SET EXERCISE
Omit the pictures, then write out every entry exactly as it reads.

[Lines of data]
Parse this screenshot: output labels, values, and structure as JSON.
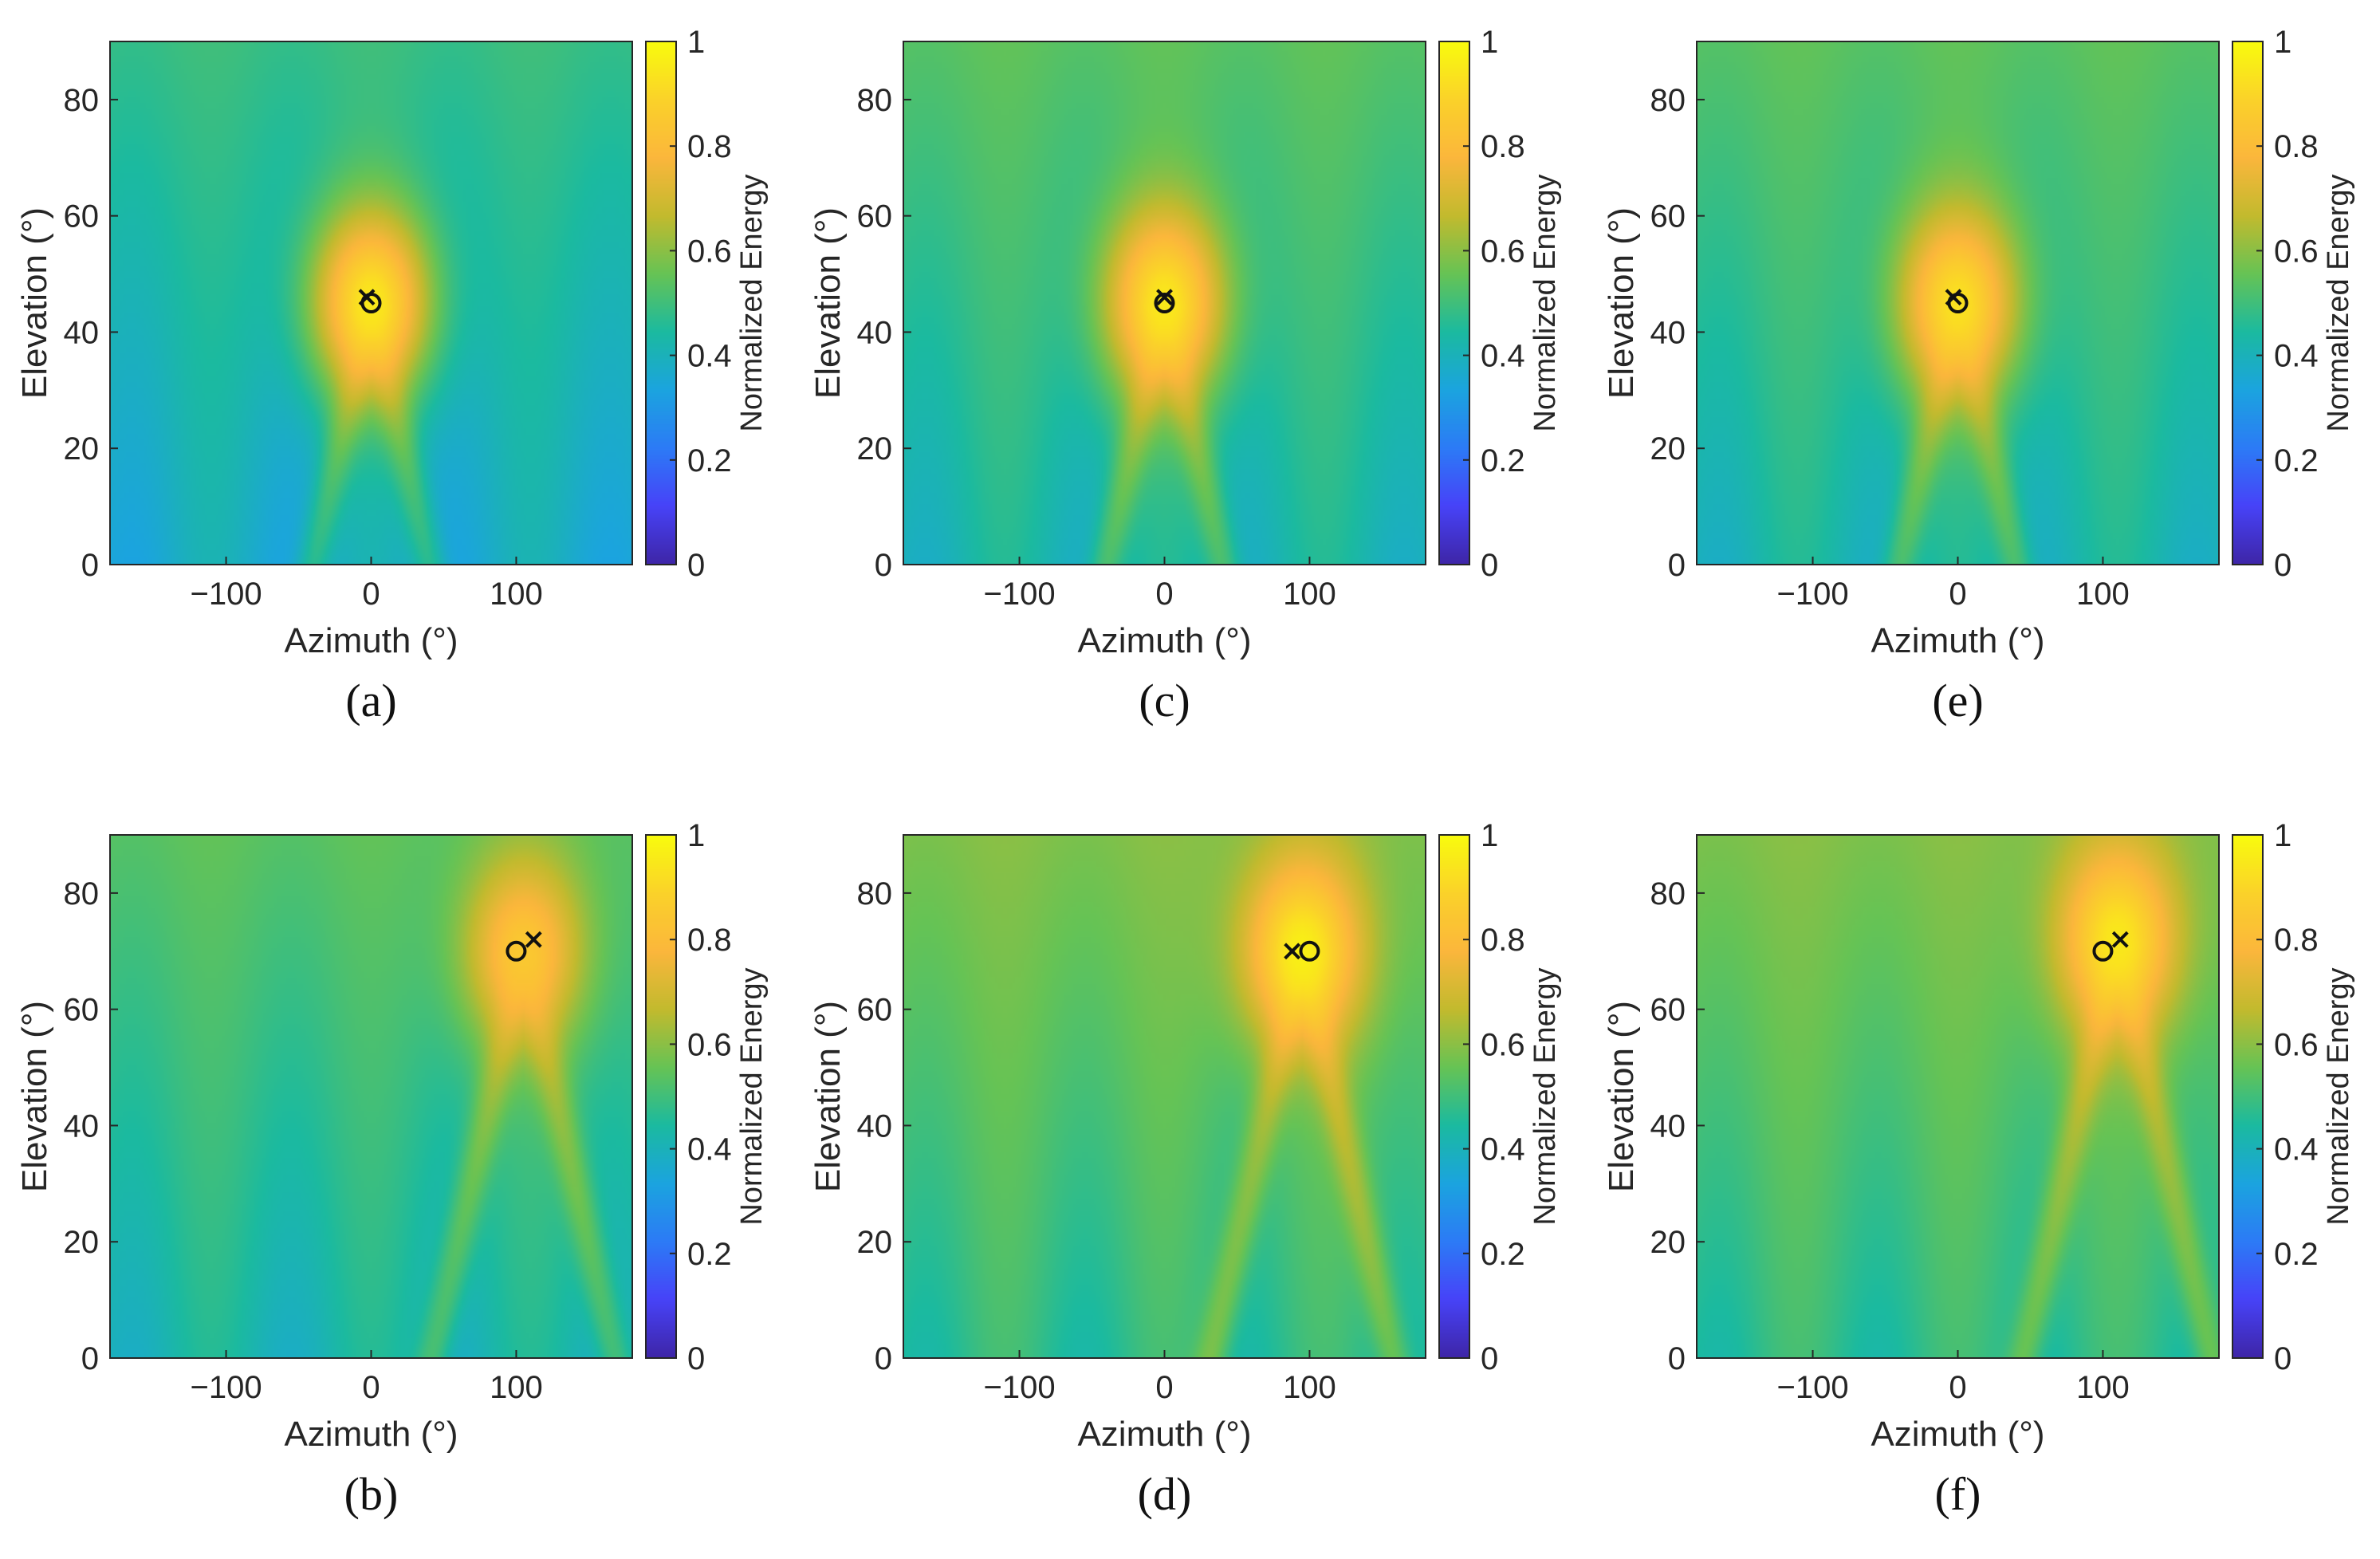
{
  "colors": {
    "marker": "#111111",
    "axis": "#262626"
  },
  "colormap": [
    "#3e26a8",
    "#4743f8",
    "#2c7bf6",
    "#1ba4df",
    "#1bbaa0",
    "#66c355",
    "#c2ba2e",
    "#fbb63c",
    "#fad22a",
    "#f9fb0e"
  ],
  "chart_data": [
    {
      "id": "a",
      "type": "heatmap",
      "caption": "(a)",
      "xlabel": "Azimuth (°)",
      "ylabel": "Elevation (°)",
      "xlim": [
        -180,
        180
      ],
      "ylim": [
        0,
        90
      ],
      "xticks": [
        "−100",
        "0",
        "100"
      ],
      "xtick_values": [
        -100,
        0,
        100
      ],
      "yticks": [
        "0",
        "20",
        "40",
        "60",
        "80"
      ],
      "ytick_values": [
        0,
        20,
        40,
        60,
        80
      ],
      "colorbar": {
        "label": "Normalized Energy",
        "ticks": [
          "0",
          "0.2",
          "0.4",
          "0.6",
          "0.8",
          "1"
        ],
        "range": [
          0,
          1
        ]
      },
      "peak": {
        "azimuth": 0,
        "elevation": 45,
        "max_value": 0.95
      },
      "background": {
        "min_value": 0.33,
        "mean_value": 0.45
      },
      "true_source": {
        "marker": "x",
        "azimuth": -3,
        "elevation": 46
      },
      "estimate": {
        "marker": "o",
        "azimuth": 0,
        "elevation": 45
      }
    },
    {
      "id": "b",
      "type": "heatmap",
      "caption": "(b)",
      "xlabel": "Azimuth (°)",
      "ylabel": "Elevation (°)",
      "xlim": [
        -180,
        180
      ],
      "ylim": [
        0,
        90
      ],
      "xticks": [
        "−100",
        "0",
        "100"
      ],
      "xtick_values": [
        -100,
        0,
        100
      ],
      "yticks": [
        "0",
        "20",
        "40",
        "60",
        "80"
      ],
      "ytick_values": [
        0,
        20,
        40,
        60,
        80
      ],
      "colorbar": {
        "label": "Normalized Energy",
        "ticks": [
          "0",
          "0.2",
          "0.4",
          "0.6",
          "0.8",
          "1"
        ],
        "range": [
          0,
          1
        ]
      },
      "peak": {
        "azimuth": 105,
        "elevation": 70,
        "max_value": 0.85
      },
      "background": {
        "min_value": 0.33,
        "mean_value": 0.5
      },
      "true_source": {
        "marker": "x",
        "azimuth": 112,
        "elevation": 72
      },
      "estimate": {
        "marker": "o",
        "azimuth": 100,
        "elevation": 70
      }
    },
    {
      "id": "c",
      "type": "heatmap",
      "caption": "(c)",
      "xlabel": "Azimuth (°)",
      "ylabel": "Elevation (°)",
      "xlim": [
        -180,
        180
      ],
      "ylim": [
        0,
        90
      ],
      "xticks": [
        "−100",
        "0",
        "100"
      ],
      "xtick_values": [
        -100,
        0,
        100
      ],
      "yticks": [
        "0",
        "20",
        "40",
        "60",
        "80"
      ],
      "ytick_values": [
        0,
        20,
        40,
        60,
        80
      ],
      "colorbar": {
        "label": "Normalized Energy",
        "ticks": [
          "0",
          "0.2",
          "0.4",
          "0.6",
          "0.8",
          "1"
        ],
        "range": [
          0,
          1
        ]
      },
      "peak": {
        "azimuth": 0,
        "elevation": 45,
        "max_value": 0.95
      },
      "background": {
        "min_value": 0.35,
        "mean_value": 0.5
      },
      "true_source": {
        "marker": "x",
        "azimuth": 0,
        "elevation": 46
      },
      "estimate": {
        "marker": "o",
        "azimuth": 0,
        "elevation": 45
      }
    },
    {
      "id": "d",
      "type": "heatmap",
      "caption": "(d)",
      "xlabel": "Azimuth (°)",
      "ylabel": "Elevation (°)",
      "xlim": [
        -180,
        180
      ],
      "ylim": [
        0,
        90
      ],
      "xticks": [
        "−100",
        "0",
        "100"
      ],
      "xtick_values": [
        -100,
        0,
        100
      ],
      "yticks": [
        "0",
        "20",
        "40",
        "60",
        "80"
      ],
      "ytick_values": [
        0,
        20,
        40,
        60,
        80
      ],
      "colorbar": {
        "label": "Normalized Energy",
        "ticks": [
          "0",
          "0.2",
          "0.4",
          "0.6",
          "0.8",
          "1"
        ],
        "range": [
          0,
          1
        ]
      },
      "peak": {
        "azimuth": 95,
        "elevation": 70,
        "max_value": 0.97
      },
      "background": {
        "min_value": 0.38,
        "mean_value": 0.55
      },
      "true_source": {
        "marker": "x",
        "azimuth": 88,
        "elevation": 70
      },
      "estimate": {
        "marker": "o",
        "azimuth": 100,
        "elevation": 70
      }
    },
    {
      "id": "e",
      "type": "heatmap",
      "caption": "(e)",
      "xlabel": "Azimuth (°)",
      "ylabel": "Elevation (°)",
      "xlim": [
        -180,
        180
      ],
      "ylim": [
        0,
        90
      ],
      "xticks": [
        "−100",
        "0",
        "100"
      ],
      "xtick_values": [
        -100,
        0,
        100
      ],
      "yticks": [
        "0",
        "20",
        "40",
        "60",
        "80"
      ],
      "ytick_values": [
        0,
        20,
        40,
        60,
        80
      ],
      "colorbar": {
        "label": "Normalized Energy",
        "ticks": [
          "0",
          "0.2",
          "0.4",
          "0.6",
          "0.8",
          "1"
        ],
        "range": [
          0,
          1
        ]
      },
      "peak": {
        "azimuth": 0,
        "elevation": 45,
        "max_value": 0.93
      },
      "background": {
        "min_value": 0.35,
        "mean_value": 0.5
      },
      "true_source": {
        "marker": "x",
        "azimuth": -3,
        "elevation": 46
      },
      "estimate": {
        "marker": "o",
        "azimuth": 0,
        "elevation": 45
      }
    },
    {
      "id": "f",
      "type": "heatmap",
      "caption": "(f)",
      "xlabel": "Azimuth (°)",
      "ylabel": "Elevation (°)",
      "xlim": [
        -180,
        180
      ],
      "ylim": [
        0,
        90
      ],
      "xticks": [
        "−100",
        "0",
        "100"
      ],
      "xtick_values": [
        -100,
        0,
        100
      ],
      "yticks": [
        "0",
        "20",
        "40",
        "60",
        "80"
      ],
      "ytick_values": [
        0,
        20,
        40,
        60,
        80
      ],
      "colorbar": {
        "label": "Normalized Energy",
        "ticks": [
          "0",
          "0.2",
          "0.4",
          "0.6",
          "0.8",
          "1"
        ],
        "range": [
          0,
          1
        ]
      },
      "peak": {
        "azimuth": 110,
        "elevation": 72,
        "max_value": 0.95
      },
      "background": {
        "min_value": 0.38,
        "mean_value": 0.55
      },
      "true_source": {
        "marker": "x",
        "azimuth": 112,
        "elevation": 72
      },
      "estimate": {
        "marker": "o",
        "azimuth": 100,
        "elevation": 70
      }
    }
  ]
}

WRITTEN ANSWER
Parse this screenshot: output labels, values, and structure as JSON.
{
  "colors": {
    "marker": "#111111",
    "axis": "#262626"
  },
  "colormap": [
    "#3e26a8",
    "#4743f8",
    "#2c7bf6",
    "#1ba4df",
    "#1bbaa0",
    "#66c355",
    "#c2ba2e",
    "#fbb63c",
    "#fad22a",
    "#f9fb0e"
  ],
  "chart_data": [
    {
      "id": "a",
      "type": "heatmap",
      "caption": "(a)",
      "xlabel": "Azimuth (°)",
      "ylabel": "Elevation (°)",
      "xlim": [
        -180,
        180
      ],
      "ylim": [
        0,
        90
      ],
      "xticks": [
        "−100",
        "0",
        "100"
      ],
      "xtick_values": [
        -100,
        0,
        100
      ],
      "yticks": [
        "0",
        "20",
        "40",
        "60",
        "80"
      ],
      "ytick_values": [
        0,
        20,
        40,
        60,
        80
      ],
      "colorbar": {
        "label": "Normalized Energy",
        "ticks": [
          "0",
          "0.2",
          "0.4",
          "0.6",
          "0.8",
          "1"
        ],
        "range": [
          0,
          1
        ]
      },
      "peak": {
        "azimuth": 0,
        "elevation": 45,
        "max_value": 0.95
      },
      "background": {
        "min_value": 0.33,
        "mean_value": 0.45
      },
      "true_source": {
        "marker": "x",
        "azimuth": -3,
        "elevation": 46
      },
      "estimate": {
        "marker": "o",
        "azimuth": 0,
        "elevation": 45
      }
    },
    {
      "id": "b",
      "type": "heatmap",
      "caption": "(b)",
      "xlabel": "Azimuth (°)",
      "ylabel": "Elevation (°)",
      "xlim": [
        -180,
        180
      ],
      "ylim": [
        0,
        90
      ],
      "xticks": [
        "−100",
        "0",
        "100"
      ],
      "xtick_values": [
        -100,
        0,
        100
      ],
      "yticks": [
        "0",
        "20",
        "40",
        "60",
        "80"
      ],
      "ytick_values": [
        0,
        20,
        40,
        60,
        80
      ],
      "colorbar": {
        "label": "Normalized Energy",
        "ticks": [
          "0",
          "0.2",
          "0.4",
          "0.6",
          "0.8",
          "1"
        ],
        "range": [
          0,
          1
        ]
      },
      "peak": {
        "azimuth": 105,
        "elevation": 70,
        "max_value": 0.85
      },
      "background": {
        "min_value": 0.33,
        "mean_value": 0.5
      },
      "true_source": {
        "marker": "x",
        "azimuth": 112,
        "elevation": 72
      },
      "estimate": {
        "marker": "o",
        "azimuth": 100,
        "elevation": 70
      }
    },
    {
      "id": "c",
      "type": "heatmap",
      "caption": "(c)",
      "xlabel": "Azimuth (°)",
      "ylabel": "Elevation (°)",
      "xlim": [
        -180,
        180
      ],
      "ylim": [
        0,
        90
      ],
      "xticks": [
        "−100",
        "0",
        "100"
      ],
      "xtick_values": [
        -100,
        0,
        100
      ],
      "yticks": [
        "0",
        "20",
        "40",
        "60",
        "80"
      ],
      "ytick_values": [
        0,
        20,
        40,
        60,
        80
      ],
      "colorbar": {
        "label": "Normalized Energy",
        "ticks": [
          "0",
          "0.2",
          "0.4",
          "0.6",
          "0.8",
          "1"
        ],
        "range": [
          0,
          1
        ]
      },
      "peak": {
        "azimuth": 0,
        "elevation": 45,
        "max_value": 0.95
      },
      "background": {
        "min_value": 0.35,
        "mean_value": 0.5
      },
      "true_source": {
        "marker": "x",
        "azimuth": 0,
        "elevation": 46
      },
      "estimate": {
        "marker": "o",
        "azimuth": 0,
        "elevation": 45
      }
    },
    {
      "id": "d",
      "type": "heatmap",
      "caption": "(d)",
      "xlabel": "Azimuth (°)",
      "ylabel": "Elevation (°)",
      "xlim": [
        -180,
        180
      ],
      "ylim": [
        0,
        90
      ],
      "xticks": [
        "−100",
        "0",
        "100"
      ],
      "xtick_values": [
        -100,
        0,
        100
      ],
      "yticks": [
        "0",
        "20",
        "40",
        "60",
        "80"
      ],
      "ytick_values": [
        0,
        20,
        40,
        60,
        80
      ],
      "colorbar": {
        "label": "Normalized Energy",
        "ticks": [
          "0",
          "0.2",
          "0.4",
          "0.6",
          "0.8",
          "1"
        ],
        "range": [
          0,
          1
        ]
      },
      "peak": {
        "azimuth": 95,
        "elevation": 70,
        "max_value": 0.97
      },
      "background": {
        "min_value": 0.38,
        "mean_value": 0.55
      },
      "true_source": {
        "marker": "x",
        "azimuth": 88,
        "elevation": 70
      },
      "estimate": {
        "marker": "o",
        "azimuth": 100,
        "elevation": 70
      }
    },
    {
      "id": "e",
      "type": "heatmap",
      "caption": "(e)",
      "xlabel": "Azimuth (°)",
      "ylabel": "Elevation (°)",
      "xlim": [
        -180,
        180
      ],
      "ylim": [
        0,
        90
      ],
      "xticks": [
        "−100",
        "0",
        "100"
      ],
      "xtick_values": [
        -100,
        0,
        100
      ],
      "yticks": [
        "0",
        "20",
        "40",
        "60",
        "80"
      ],
      "ytick_values": [
        0,
        20,
        40,
        60,
        80
      ],
      "colorbar": {
        "label": "Normalized Energy",
        "ticks": [
          "0",
          "0.2",
          "0.4",
          "0.6",
          "0.8",
          "1"
        ],
        "range": [
          0,
          1
        ]
      },
      "peak": {
        "azimuth": 0,
        "elevation": 45,
        "max_value": 0.93
      },
      "background": {
        "min_value": 0.35,
        "mean_value": 0.5
      },
      "true_source": {
        "marker": "x",
        "azimuth": -3,
        "elevation": 46
      },
      "estimate": {
        "marker": "o",
        "azimuth": 0,
        "elevation": 45
      }
    },
    {
      "id": "f",
      "type": "heatmap",
      "caption": "(f)",
      "xlabel": "Azimuth (°)",
      "ylabel": "Elevation (°)",
      "xlim": [
        -180,
        180
      ],
      "ylim": [
        0,
        90
      ],
      "xticks": [
        "−100",
        "0",
        "100"
      ],
      "xtick_values": [
        -100,
        0,
        100
      ],
      "yticks": [
        "0",
        "20",
        "40",
        "60",
        "80"
      ],
      "ytick_values": [
        0,
        20,
        40,
        60,
        80
      ],
      "colorbar": {
        "label": "Normalized Energy",
        "ticks": [
          "0",
          "0.2",
          "0.4",
          "0.6",
          "0.8",
          "1"
        ],
        "range": [
          0,
          1
        ]
      },
      "peak": {
        "azimuth": 110,
        "elevation": 72,
        "max_value": 0.95
      },
      "background": {
        "min_value": 0.38,
        "mean_value": 0.55
      },
      "true_source": {
        "marker": "x",
        "azimuth": 112,
        "elevation": 72
      },
      "estimate": {
        "marker": "o",
        "azimuth": 100,
        "elevation": 70
      }
    }
  ]
}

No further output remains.